TO BE DONE. Select from the data all lines with the word "source".

Stored records.
--------------------
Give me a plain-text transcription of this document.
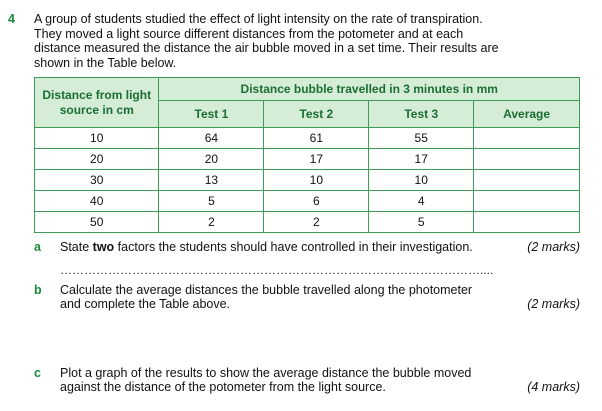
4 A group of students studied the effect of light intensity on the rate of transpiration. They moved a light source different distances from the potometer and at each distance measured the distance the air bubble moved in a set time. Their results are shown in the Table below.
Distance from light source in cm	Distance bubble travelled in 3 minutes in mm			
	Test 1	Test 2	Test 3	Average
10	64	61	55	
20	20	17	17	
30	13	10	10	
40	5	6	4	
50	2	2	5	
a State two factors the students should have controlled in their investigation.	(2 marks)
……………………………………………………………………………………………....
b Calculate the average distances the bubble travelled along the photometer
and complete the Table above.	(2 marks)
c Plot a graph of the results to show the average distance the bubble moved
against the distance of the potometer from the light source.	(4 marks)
--------------------
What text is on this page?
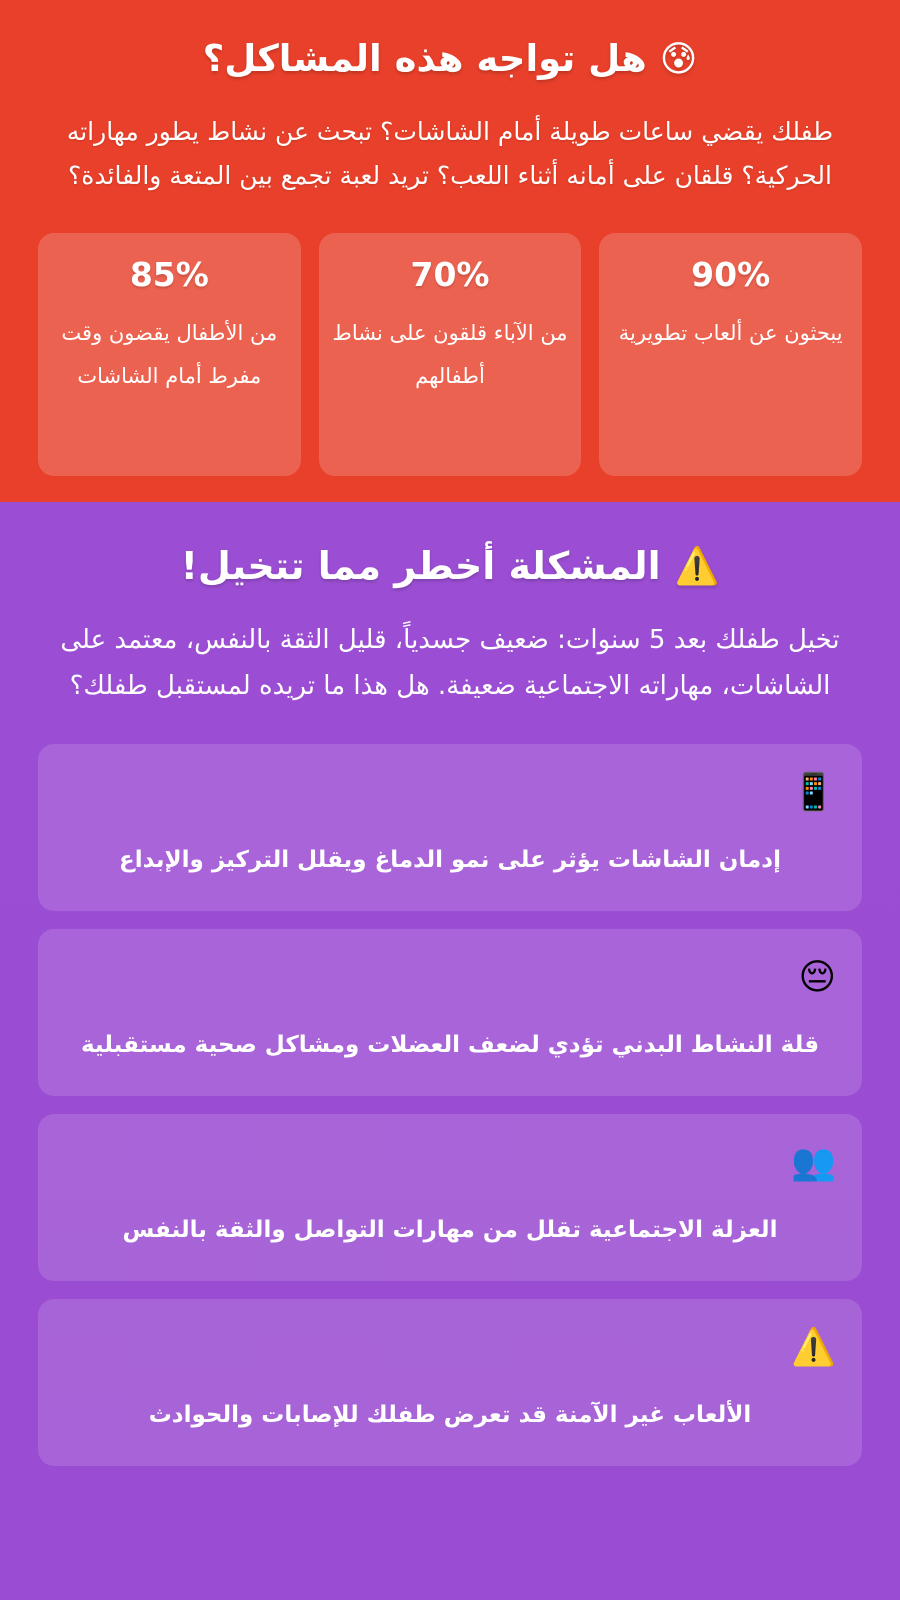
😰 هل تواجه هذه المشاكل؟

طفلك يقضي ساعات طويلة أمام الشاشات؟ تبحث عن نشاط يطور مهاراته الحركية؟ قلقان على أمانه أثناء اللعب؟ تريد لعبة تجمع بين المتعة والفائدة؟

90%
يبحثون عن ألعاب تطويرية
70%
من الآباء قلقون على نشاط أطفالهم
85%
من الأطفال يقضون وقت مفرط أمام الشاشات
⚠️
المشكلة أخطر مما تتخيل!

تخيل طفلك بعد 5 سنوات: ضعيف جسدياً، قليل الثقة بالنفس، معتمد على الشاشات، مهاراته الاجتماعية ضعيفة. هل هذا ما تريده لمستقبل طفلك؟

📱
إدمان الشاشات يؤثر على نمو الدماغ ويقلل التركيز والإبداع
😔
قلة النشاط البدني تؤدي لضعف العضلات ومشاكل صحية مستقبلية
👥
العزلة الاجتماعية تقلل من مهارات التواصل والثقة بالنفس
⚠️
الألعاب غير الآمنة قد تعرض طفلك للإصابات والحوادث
--------------------
FULL SOLUTION.
4 A group of students studied the effect of light intensity on the rate of transpiration. They moved a light source different distances from the potometer and at each distance measured the distance the air bubble moved in a set time. Their results are shown in the Table below.
Distance from light source in cm	Distance bubble travelled in 3 minutes in mm			
against the distance of the potometer from the light source.	(4 marks)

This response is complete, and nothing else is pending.